## Material provided
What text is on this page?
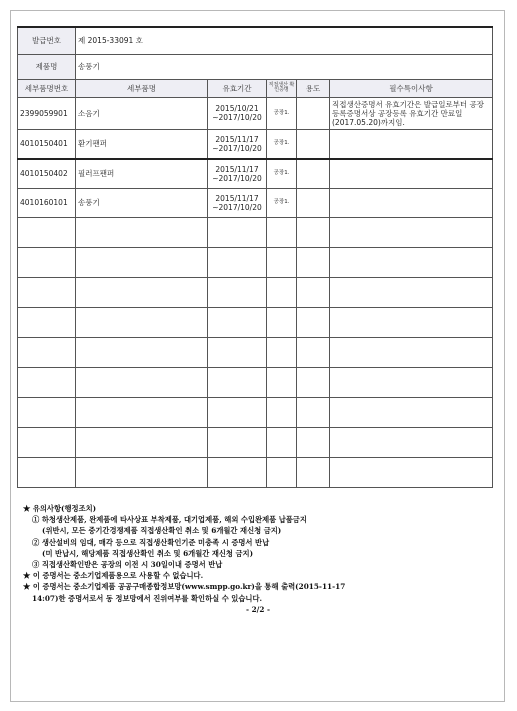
발급번호	제 2015-33091 호				
제품명	송풍기				
세부품명번호	세부품명	유효기간	직접생산 확인증명	용도	필수특이사항
2399059901	소음기	2015/10/21 ~2017/10/20	공장1.		직접생산증명서 유효기간은 발급일로부터 공장등록증명서상 공장등록 유효기간 만료일(2017.05.20)까지임.
4010150401	환기팬퍼	2015/11/17 ~2017/10/20	공장1.		
4010150402	필러프팬퍼	2015/11/17 ~2017/10/20	공장1.		
4010160101	송풍기	2015/11/17 ~2017/10/20	공장1.		

★ 유의사항(행정조치)
① 하청생산제품, 완제품에 타사상표 부착제품, 대기업제품, 해외 수입완제품 납품금지
(위반시, 모든 중기간경쟁제품 직접생산확인 취소 및 6개월간 재신청 금지)
② 생산설비의 임대, 매각 등으로 직접생산확인기준 미충족 시 증명서 반납
(미 반납시, 해당제품 직접생산확인 취소 및 6개월간 재신청 금지)
③ 직접생산확인받은 공장의 이전 시 30일이내 증명서 반납
★ 이 증명서는 중소기업제품용으로 사용할 수 없습니다.
★ 이 증명서는 중소기업제품 공공구매종합정보망(www.smpp.go.kr)을 통해 출력(2015-11-17
14:07)한 증명서로서 동 정보망에서 진위여부를 확인하실 수 있습니다.
- 2/2 -
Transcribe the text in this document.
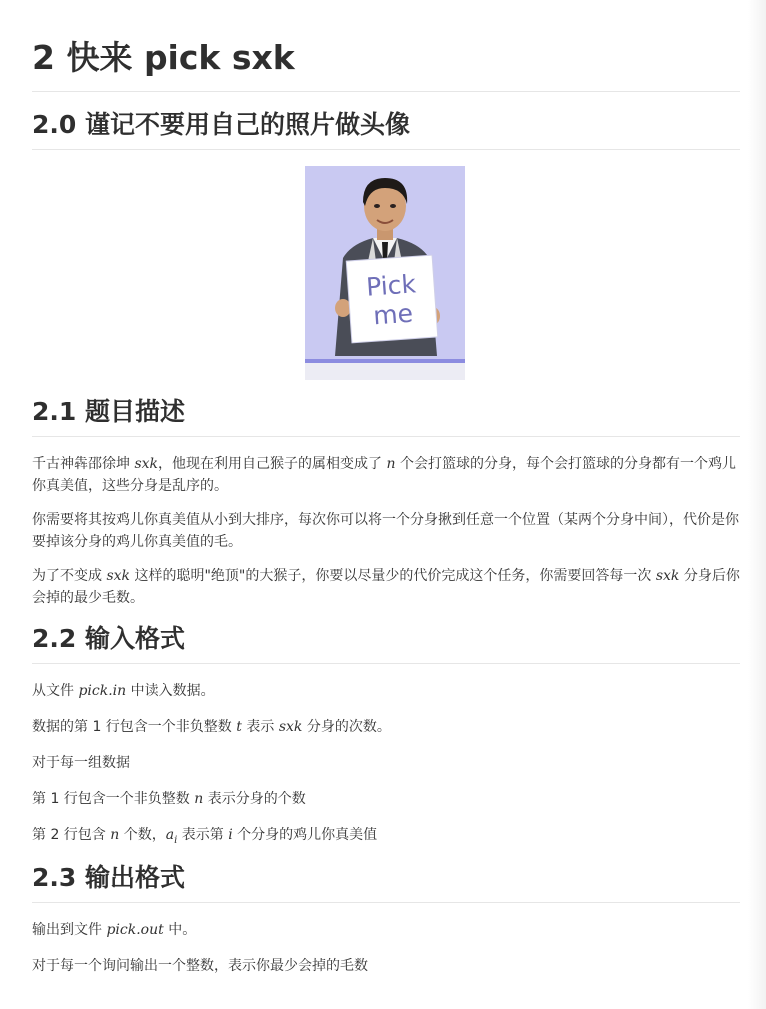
2 快来 pick sxk
2.0 谨记不要用自己的照片做头像
Pick
me
2.1 题目描述

千古神犇邵徐坤 sxk，他现在利用自己猴子的属相变成了 n 个会打篮球的分身，每个会打篮球的分身都有一个鸡儿你真美值，这些分身是乱序的。

你需要将其按鸡儿你真美值从小到大排序，每次你可以将一个分身揪到任意一个位置（某两个分身中间），代价是你要掉该分身的鸡儿你真美值的毛。

为了不变成 sxk 这样的聪明"绝顶"的大猴子，你要以尽量少的代价完成这个任务，你需要回答每一次 sxk 分身后你会掉的最少毛数。

2.2 输入格式

从文件 pick.in 中读入数据。

数据的第 1 行包含一个非负整数 t 表示 sxk 分身的次数。

对于每一组数据

第 1 行包含一个非负整数 n 表示分身的个数

第 2 行包含 n 个数，$a_i$ 表示第 i 个分身的鸡儿你真美值

2.3 输出格式

输出到文件 pick.out 中。

对于每一个询问输出一个整数，表示你最少会掉的毛数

## Brief
Pictures excluded, quote all the data above exactly.

## Solution to this exercise
What text is on this page?
발급번호	제 2015-33091 호				
제품명	송풍기				
세부품명번호	세부품명	유효기간	직접생산 확인증명	용도	필수특이사항
2399059901	소음기	2015/10/21 ~2017/10/20	공장1.		직접생산증명서 유효기간은 발급일로부터 공장등록증명서상 공장등록 유효기간 만료일(2017.05.20)까지임.
4010150401	환기팬퍼	2015/11/17 ~2017/10/20	공장1.		
4010150402	필러프팬퍼	2015/11/17 ~2017/10/20	공장1.		
4010160101	송풍기	2015/11/17 ~2017/10/20	공장1.		

★ 유의사항(행정조치)
① 하청생산제품, 완제품에 타사상표 부착제품, 대기업제품, 해외 수입완제품 납품금지
(위반시, 모든 중기간경쟁제품 직접생산확인 취소 및 6개월간 재신청 금지)
② 생산설비의 임대, 매각 등으로 직접생산확인기준 미충족 시 증명서 반납
(미 반납시, 해당제품 직접생산확인 취소 및 6개월간 재신청 금지)
③ 직접생산확인받은 공장의 이전 시 30일이내 증명서 반납
★ 이 증명서는 중소기업제품용으로 사용할 수 없습니다.
★ 이 증명서는 중소기업제품 공공구매종합정보망(www.smpp.go.kr)을 통해 출력(2015-11-17
14:07)한 증명서로서 동 정보망에서 진위여부를 확인하실 수 있습니다.
- 2/2 -
Transcribe the text in this document.
2 快来 pick sxk
2.0 谨记不要用自己的照片做头像
Pick
me
2.1 题目描述

千古神犇邵徐坤 sxk，他现在利用自己猴子的属相变成了 n 个会打篮球的分身，每个会打篮球的分身都有一个鸡儿你真美值，这些分身是乱序的。

你需要将其按鸡儿你真美值从小到大排序，每次你可以将一个分身揪到任意一个位置（某两个分身中间），代价是你要掉该分身的鸡儿你真美值的毛。

为了不变成 sxk 这样的聪明"绝顶"的大猴子，你要以尽量少的代价完成这个任务，你需要回答每一次 sxk 分身后你会掉的最少毛数。

2.2 输入格式

从文件 pick.in 中读入数据。

数据的第 1 行包含一个非负整数 t 表示 sxk 分身的次数。

对于每一组数据

第 1 行包含一个非负整数 n 表示分身的个数

第 2 行包含 n 个数，$a_i$ 表示第 i 个分身的鸡儿你真美值

2.3 输出格式

输出到文件 pick.out 中。

对于每一个询问输出一个整数，表示你最少会掉的毛数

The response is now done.